> [WHAT YOU WILL DO]
Show every line where "italiani" occurs.

> [DATA ENTRIES]
§ §

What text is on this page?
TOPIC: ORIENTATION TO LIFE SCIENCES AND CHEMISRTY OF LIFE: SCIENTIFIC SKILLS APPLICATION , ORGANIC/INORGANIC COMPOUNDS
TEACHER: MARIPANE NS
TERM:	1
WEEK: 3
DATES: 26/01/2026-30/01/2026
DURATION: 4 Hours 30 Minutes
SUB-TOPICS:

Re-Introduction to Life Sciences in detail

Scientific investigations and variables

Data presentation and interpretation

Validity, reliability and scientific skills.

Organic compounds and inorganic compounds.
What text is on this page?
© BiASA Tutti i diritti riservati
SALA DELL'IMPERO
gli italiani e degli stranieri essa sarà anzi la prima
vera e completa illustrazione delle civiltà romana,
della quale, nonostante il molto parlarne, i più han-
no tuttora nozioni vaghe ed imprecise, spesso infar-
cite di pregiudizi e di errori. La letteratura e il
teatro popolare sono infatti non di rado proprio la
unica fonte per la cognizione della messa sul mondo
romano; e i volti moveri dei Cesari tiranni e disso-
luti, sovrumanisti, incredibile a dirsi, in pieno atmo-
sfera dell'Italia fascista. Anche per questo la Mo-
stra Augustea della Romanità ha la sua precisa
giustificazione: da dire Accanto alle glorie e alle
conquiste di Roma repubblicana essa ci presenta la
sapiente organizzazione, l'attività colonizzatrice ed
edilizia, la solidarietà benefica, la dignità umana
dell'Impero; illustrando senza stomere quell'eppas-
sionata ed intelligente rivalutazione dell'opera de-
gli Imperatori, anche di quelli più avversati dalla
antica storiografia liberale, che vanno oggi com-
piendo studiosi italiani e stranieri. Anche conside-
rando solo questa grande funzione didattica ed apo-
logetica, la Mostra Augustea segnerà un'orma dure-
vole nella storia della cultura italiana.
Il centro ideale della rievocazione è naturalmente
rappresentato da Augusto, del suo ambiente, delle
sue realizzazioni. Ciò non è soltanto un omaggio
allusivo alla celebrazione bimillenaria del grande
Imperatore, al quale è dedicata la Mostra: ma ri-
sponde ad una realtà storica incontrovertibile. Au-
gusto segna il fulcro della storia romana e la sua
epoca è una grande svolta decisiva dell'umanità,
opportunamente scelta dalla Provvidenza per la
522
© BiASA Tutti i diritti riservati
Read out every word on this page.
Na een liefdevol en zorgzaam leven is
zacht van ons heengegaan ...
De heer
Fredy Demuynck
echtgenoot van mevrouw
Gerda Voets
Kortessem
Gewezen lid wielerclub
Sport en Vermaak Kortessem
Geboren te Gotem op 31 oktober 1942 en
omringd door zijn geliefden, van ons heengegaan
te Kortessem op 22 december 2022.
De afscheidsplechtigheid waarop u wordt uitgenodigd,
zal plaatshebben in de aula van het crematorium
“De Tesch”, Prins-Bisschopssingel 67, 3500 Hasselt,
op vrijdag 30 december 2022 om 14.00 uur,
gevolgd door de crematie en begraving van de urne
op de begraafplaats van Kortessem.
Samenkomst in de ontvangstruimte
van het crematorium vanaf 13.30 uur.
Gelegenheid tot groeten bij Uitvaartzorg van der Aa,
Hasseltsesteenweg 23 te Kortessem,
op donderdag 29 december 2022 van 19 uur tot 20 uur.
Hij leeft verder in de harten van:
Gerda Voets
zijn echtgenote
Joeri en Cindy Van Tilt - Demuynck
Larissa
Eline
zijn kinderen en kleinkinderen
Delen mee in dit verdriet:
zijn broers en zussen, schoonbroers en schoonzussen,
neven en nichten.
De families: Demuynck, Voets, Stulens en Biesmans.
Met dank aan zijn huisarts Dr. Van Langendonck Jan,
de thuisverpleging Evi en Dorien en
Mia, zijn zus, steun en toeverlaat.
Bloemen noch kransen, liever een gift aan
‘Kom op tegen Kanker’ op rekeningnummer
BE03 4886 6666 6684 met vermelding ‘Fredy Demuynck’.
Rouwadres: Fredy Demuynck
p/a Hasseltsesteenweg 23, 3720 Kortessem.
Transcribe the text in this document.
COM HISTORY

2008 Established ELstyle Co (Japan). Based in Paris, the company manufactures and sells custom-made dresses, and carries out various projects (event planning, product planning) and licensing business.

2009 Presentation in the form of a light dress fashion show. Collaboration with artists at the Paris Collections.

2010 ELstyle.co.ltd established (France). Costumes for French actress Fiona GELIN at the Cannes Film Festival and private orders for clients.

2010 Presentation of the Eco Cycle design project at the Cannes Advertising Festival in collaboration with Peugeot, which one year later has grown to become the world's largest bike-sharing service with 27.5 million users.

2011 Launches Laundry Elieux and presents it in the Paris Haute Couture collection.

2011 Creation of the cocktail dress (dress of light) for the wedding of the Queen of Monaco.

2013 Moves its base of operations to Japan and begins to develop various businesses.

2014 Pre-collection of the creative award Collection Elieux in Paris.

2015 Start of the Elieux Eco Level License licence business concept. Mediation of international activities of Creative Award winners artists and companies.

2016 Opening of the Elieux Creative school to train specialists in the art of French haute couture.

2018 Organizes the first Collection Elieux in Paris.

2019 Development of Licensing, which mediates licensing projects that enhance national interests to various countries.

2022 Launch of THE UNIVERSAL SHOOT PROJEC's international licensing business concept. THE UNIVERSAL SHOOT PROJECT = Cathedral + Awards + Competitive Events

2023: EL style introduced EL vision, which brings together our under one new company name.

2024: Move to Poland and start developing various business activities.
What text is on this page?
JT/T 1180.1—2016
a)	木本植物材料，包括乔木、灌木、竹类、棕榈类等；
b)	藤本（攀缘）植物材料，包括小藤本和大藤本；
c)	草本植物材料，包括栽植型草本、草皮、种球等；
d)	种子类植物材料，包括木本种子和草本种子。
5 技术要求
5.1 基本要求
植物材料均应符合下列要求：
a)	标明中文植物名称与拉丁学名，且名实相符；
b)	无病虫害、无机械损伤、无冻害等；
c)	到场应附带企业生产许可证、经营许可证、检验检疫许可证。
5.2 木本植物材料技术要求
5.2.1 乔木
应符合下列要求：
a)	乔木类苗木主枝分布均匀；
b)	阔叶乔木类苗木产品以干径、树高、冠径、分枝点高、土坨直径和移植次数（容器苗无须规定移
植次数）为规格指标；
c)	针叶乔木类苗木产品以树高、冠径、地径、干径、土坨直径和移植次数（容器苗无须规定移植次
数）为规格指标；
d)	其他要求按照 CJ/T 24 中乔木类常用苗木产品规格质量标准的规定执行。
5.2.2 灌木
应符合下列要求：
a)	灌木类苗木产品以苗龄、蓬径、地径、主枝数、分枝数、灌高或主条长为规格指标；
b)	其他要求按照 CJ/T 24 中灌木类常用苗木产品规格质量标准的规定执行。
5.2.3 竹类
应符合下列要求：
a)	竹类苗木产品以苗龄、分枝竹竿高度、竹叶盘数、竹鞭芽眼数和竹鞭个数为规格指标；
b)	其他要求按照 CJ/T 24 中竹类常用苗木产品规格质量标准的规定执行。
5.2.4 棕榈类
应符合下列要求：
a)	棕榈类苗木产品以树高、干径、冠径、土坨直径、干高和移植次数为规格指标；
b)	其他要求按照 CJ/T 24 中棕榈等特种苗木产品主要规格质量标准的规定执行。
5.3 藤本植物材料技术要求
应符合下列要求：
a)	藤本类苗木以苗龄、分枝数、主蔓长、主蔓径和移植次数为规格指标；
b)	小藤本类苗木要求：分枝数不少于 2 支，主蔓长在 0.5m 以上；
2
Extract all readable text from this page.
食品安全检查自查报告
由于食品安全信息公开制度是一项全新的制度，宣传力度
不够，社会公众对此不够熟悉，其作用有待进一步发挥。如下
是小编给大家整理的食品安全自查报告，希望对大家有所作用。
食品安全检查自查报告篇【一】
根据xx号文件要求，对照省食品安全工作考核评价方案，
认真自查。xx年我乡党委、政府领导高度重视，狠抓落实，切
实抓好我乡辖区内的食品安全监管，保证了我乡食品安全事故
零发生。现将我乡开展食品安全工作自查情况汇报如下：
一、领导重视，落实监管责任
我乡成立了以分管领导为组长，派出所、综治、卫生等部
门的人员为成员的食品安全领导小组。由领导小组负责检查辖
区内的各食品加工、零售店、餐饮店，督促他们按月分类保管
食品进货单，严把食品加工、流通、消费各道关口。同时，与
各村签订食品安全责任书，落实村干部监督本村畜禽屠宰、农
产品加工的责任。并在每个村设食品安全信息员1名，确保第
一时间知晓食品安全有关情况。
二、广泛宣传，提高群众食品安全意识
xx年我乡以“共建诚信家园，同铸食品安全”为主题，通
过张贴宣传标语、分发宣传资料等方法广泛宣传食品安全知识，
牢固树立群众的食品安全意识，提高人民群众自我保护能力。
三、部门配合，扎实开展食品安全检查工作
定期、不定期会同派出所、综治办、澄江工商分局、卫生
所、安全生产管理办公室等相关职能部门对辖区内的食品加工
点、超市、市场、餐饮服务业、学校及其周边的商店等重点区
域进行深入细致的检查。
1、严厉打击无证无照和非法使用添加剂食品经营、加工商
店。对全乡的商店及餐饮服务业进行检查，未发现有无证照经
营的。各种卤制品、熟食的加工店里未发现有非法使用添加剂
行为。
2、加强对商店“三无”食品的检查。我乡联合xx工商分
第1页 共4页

§ §

> [WRITTEN SOLUTION]
gli italiani e degli stranieri essa sarà anzi la prima
piendo studiosi italiani e stranieri. Anche conside-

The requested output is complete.